>> begin LISTED ENTRIES

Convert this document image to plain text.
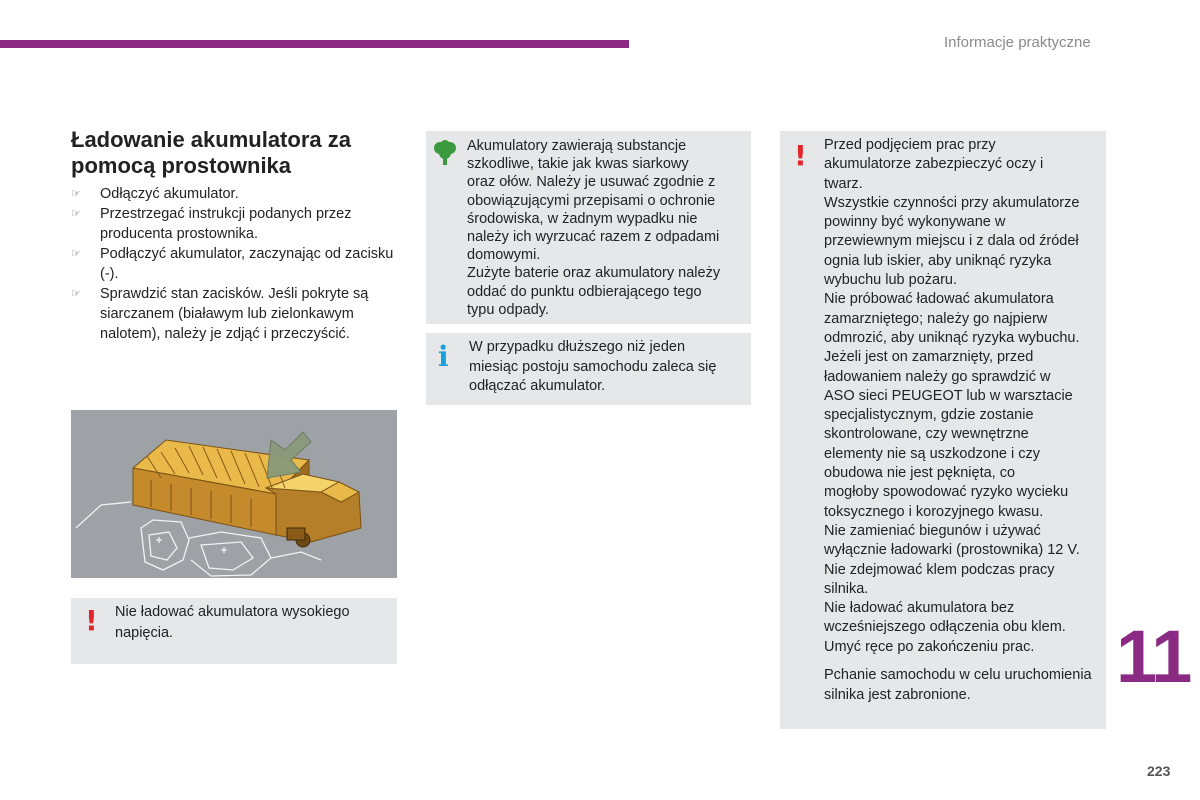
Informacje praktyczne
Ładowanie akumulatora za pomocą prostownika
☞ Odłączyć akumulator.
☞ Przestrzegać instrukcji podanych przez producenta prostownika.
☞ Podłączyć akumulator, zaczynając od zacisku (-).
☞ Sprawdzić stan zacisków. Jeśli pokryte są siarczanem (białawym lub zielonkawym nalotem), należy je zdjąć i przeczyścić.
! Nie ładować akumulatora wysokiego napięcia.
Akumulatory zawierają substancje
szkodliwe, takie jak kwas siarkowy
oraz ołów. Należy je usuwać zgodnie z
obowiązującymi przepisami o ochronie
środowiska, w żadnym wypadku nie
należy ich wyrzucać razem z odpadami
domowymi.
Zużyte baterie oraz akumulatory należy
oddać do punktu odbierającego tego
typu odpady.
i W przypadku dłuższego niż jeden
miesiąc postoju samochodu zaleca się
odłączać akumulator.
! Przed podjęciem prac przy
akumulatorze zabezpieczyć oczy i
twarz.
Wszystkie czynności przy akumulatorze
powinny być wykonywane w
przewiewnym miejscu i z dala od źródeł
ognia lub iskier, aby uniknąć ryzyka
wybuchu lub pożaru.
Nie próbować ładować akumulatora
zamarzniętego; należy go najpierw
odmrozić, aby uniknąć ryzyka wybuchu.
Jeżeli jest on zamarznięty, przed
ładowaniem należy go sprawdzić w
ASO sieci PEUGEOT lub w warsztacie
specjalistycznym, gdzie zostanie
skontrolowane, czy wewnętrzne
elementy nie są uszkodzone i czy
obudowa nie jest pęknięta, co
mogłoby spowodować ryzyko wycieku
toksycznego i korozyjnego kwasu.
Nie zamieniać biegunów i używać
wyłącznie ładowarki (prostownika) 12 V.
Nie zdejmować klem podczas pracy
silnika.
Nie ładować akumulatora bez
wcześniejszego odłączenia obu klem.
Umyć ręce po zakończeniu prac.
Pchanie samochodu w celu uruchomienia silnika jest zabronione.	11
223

>> end LISTED ENTRIES

TASK DESCRIPTION: What is the number of lines in this material that hold the string "prostownika"? Answer with that number only.

TASK RESPONSE: 3